Direction - How many lines of the data include the string "edge"? State the number and nothing else.

==========

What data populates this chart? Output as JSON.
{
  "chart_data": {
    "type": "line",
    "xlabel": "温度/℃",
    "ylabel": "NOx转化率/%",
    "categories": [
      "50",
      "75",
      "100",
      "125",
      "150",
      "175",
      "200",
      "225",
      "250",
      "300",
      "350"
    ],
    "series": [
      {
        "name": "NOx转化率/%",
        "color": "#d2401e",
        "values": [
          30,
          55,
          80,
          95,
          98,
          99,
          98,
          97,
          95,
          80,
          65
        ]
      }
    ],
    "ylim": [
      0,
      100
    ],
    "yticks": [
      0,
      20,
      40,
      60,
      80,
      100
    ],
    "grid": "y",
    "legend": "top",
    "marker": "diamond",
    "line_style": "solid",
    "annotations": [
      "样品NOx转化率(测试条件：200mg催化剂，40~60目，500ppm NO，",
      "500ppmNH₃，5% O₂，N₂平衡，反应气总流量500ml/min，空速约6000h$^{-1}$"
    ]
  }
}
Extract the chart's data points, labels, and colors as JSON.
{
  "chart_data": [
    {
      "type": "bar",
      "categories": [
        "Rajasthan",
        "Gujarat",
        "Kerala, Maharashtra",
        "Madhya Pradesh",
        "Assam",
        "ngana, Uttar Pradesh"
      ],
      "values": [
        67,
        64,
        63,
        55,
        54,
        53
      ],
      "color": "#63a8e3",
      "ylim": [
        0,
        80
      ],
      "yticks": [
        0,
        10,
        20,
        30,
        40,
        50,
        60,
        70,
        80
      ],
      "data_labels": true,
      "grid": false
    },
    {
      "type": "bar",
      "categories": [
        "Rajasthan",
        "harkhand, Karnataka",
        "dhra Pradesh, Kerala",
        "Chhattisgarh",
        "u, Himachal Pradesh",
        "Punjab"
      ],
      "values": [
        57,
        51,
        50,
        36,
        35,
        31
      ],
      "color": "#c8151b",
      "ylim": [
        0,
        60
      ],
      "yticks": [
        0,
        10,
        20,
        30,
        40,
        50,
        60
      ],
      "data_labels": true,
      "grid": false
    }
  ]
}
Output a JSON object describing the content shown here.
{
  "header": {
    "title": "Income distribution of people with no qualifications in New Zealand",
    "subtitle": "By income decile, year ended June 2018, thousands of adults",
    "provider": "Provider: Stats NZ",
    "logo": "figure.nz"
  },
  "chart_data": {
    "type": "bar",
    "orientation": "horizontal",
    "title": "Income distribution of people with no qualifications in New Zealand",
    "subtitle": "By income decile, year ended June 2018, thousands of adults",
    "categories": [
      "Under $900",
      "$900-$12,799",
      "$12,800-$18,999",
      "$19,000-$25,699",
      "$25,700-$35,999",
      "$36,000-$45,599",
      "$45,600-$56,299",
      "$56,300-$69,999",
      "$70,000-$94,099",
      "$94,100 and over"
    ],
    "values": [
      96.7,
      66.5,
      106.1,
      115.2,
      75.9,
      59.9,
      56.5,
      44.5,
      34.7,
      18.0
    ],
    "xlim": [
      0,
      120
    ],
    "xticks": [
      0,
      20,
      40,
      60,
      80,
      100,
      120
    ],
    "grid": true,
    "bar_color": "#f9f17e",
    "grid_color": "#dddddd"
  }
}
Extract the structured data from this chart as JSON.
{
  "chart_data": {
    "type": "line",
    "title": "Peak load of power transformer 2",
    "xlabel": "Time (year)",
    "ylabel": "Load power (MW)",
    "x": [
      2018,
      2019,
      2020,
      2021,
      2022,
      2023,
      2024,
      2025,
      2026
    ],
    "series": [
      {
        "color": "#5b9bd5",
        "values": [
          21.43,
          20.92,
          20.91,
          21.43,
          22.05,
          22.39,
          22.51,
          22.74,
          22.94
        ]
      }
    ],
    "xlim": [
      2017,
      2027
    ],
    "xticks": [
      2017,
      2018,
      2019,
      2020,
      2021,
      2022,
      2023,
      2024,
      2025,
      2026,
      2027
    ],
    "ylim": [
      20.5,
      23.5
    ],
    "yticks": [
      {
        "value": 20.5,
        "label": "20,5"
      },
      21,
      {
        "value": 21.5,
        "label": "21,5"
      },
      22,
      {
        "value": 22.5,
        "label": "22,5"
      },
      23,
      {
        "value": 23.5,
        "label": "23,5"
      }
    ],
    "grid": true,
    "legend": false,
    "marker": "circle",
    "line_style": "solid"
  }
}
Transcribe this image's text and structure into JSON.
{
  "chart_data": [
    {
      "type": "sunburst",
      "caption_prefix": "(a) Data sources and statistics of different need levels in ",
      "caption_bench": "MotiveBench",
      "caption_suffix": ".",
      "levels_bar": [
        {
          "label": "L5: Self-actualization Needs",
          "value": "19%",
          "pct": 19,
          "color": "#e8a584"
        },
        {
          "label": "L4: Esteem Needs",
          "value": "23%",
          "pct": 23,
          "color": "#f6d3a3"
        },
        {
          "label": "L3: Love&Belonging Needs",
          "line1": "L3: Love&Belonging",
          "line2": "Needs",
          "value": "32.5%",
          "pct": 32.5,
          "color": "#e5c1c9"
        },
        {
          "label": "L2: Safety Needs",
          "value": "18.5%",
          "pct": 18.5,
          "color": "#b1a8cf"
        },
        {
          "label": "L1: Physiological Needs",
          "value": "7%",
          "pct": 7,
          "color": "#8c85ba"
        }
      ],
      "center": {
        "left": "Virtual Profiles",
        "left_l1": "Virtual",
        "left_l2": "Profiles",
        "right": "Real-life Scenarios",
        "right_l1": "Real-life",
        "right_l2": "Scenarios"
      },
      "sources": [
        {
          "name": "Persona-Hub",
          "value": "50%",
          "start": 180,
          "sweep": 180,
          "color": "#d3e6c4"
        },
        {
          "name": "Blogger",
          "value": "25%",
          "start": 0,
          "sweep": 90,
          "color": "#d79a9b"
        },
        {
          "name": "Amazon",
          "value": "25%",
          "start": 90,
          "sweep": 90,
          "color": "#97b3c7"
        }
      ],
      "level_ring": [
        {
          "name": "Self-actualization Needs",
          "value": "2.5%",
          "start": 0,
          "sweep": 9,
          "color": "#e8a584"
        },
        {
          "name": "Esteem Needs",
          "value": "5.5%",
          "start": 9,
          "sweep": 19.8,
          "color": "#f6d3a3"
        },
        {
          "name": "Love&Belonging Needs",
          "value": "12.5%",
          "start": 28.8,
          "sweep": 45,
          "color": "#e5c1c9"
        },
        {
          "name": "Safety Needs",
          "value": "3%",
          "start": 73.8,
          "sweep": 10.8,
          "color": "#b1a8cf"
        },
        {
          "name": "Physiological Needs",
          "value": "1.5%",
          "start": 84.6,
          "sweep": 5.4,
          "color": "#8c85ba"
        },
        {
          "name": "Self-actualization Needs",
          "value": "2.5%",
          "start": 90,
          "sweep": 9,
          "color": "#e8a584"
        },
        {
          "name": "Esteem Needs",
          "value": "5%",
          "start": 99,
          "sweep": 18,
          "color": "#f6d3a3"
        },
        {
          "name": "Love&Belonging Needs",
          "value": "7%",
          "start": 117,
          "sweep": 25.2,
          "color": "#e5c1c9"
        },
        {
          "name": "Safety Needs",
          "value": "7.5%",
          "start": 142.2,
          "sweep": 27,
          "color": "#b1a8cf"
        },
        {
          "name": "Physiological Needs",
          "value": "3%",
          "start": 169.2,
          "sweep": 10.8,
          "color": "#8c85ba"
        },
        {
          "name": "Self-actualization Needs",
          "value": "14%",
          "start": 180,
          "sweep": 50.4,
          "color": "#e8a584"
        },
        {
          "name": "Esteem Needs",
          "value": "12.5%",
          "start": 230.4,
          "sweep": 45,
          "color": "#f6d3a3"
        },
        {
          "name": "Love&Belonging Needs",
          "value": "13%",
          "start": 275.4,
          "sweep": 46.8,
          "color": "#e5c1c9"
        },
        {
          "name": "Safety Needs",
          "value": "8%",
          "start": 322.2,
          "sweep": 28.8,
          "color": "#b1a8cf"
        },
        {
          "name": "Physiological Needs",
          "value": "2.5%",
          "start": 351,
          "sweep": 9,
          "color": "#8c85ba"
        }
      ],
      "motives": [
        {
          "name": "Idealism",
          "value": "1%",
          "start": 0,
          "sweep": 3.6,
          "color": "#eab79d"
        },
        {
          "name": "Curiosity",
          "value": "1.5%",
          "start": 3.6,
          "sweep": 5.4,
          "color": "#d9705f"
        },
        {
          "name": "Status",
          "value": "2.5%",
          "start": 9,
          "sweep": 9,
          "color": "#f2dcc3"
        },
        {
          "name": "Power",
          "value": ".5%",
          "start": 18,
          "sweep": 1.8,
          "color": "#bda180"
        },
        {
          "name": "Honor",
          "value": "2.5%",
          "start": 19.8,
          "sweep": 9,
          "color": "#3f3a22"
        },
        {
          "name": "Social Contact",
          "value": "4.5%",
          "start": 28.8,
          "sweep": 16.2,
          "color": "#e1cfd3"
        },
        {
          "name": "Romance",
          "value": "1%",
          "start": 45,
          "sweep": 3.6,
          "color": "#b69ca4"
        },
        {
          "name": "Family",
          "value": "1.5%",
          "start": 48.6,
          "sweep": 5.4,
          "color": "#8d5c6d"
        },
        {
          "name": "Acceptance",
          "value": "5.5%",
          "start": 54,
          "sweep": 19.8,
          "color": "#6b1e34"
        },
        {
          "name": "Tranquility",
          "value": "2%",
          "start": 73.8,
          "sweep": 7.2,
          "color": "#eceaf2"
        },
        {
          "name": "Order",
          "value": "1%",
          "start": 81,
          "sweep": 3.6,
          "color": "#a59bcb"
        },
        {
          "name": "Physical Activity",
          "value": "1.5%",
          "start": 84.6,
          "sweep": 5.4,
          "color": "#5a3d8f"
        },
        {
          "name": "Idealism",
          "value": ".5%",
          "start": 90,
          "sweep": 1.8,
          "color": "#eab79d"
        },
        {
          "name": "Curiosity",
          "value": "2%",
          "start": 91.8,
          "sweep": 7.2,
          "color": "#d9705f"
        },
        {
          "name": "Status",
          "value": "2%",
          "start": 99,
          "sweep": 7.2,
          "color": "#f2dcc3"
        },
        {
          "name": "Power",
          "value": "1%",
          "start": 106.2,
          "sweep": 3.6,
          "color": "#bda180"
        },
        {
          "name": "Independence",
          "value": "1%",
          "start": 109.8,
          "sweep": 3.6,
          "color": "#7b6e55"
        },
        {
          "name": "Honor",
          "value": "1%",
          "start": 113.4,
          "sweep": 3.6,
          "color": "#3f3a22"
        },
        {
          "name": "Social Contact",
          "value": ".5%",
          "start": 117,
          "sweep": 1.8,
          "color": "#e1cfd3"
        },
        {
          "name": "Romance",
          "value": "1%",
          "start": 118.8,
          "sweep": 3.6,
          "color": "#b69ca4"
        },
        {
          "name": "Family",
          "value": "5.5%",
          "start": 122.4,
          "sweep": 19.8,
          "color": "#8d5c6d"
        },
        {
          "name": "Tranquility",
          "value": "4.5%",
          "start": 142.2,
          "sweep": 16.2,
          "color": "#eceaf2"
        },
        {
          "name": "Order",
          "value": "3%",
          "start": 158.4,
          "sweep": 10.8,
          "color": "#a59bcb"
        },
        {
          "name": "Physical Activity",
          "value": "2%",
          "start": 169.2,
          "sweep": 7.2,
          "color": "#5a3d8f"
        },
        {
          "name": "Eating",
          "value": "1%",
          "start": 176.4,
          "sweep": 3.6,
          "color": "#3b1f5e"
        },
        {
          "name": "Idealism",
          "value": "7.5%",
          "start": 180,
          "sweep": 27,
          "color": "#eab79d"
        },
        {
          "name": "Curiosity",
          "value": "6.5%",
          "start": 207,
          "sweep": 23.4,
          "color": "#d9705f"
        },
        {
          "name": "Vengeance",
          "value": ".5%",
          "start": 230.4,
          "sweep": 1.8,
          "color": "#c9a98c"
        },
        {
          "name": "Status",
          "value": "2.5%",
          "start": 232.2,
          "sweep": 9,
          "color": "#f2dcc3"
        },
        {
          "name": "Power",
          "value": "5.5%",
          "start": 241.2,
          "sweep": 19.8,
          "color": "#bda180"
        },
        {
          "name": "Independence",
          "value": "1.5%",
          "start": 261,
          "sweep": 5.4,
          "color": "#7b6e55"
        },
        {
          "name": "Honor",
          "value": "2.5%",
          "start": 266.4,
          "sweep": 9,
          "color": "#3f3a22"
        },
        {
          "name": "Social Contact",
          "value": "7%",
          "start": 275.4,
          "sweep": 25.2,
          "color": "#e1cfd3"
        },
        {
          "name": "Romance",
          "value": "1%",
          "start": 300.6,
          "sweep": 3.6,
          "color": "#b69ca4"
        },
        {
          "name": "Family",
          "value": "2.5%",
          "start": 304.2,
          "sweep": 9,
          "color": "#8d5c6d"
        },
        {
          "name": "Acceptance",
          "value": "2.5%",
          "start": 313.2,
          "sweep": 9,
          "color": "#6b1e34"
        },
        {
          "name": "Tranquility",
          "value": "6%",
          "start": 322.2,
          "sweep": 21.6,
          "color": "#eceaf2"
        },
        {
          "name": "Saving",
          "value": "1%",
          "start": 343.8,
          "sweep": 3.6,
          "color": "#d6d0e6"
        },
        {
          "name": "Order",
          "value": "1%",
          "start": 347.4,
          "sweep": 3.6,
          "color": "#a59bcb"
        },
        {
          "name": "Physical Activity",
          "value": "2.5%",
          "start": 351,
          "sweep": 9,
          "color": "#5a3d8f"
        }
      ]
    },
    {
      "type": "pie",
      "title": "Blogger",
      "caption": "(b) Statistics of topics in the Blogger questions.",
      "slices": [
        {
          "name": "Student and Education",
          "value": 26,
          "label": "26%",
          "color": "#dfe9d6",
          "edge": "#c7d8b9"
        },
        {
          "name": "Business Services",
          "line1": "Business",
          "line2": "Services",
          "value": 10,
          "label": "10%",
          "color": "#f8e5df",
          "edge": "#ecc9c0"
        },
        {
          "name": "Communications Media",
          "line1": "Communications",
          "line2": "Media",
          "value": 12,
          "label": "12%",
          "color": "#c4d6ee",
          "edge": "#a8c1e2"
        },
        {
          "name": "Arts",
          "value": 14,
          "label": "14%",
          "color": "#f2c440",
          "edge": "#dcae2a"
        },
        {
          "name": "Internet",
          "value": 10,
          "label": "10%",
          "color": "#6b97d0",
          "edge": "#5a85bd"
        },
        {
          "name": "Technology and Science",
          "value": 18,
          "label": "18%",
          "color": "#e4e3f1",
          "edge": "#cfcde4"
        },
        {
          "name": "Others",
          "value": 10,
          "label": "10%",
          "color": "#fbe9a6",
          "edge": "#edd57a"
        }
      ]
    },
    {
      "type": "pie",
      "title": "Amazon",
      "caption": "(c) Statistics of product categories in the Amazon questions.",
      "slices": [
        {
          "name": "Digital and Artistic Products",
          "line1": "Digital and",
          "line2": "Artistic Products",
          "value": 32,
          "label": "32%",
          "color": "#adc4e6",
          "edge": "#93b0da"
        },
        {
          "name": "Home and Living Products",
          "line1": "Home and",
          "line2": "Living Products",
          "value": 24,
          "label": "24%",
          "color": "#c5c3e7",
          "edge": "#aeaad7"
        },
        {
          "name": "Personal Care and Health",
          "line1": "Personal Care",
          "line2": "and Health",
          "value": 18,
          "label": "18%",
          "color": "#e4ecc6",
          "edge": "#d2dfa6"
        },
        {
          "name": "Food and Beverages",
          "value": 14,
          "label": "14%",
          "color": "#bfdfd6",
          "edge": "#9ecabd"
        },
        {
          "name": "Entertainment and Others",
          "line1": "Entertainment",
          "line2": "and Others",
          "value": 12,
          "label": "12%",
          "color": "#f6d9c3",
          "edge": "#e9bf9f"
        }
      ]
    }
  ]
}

==========

The solution - 12